[Part of a data file]
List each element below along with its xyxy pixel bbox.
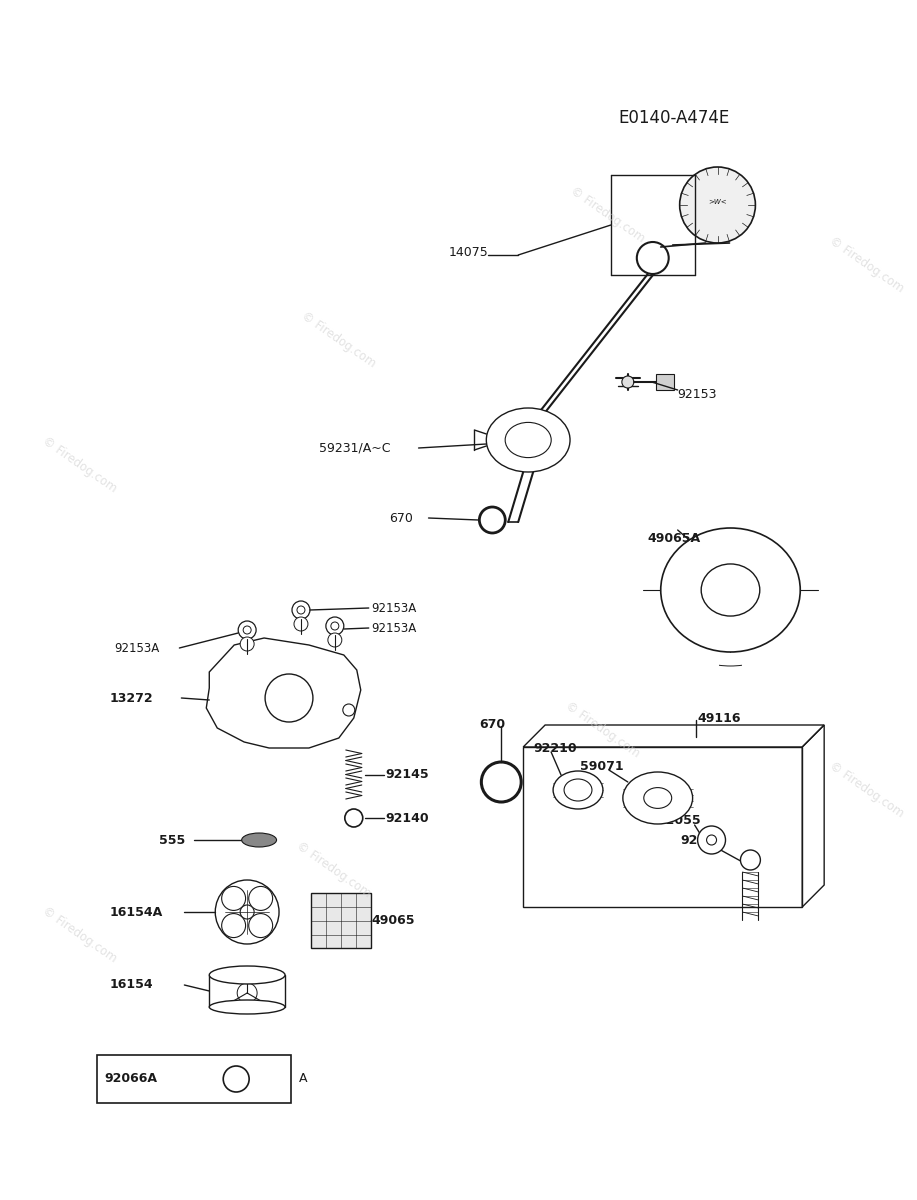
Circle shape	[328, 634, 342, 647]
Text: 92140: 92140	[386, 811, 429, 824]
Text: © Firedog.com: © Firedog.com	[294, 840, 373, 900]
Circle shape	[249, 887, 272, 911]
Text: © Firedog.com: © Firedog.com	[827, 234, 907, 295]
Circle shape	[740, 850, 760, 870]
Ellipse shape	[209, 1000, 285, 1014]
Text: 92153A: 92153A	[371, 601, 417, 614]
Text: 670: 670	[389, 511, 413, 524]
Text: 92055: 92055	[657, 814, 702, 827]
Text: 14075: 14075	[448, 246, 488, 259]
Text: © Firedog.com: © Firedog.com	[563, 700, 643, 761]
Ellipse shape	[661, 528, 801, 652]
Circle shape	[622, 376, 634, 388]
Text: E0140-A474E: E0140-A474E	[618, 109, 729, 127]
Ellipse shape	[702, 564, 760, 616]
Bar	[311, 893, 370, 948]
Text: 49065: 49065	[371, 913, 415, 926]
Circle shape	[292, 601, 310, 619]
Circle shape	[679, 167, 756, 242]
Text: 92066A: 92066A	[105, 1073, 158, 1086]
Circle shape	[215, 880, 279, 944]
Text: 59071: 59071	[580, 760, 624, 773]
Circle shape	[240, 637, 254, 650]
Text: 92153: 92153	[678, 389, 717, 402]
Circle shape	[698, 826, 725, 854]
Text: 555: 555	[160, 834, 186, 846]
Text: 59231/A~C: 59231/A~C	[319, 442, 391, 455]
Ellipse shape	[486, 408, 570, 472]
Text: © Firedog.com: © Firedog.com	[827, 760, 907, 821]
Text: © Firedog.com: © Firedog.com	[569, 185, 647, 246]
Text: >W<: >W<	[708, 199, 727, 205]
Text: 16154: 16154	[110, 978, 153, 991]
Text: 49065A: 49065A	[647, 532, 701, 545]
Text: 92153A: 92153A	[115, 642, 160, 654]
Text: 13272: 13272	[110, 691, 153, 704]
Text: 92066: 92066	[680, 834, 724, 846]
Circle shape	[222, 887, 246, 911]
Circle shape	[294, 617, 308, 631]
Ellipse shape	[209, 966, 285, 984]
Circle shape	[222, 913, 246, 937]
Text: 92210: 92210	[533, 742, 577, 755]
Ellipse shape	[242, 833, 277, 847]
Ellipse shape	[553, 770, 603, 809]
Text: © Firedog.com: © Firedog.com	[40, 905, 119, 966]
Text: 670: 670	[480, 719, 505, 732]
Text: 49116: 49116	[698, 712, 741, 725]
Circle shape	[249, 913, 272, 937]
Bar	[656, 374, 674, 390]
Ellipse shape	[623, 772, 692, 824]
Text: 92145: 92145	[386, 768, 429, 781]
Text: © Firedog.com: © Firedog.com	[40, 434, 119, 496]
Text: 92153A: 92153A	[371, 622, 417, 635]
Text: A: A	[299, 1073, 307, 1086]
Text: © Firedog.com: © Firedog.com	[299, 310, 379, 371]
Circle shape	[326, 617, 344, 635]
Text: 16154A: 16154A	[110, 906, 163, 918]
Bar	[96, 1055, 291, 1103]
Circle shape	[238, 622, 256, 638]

...

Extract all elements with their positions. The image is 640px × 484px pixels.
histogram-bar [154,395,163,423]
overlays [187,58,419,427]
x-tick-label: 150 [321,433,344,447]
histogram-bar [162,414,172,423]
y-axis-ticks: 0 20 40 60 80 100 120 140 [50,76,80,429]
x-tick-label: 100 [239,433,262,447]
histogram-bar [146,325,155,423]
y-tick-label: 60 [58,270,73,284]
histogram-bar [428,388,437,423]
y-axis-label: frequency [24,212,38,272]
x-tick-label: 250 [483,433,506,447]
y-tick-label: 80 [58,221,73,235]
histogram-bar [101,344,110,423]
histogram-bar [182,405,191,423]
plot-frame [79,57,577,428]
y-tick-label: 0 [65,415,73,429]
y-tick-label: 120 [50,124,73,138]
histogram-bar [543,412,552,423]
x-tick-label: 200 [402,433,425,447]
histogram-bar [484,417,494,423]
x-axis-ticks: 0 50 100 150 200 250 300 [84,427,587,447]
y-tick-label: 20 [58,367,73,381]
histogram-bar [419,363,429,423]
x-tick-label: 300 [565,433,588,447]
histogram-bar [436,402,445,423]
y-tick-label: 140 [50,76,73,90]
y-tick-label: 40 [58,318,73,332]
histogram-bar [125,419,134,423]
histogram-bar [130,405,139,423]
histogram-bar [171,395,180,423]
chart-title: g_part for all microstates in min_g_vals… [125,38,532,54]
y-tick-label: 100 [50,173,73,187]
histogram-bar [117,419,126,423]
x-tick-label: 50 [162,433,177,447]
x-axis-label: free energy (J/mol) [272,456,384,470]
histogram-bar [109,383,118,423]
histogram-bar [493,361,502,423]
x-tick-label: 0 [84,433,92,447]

§ **WHAT THE EXERCISE ASKS**: Reproduce the data lines word for word, starting with the line that contains "634, 342, 647]" and going on through the line that contains "246, 488, 259]", with nothing else.

§ **TASK SOLUTION**:
Circle shape	[328, 634, 342, 647]
Text: 92140: 92140	[386, 811, 429, 824]
Text: © Firedog.com: © Firedog.com	[294, 840, 373, 900]
Circle shape	[249, 887, 272, 911]
Text: © Firedog.com: © Firedog.com	[827, 234, 907, 295]
Circle shape	[740, 850, 760, 870]
Ellipse shape	[209, 1000, 285, 1014]
Text: 92153A: 92153A	[371, 601, 417, 614]
Text: 670: 670	[389, 511, 413, 524]
Text: 92055: 92055	[657, 814, 702, 827]
Text: 14075: 14075	[448, 246, 488, 259]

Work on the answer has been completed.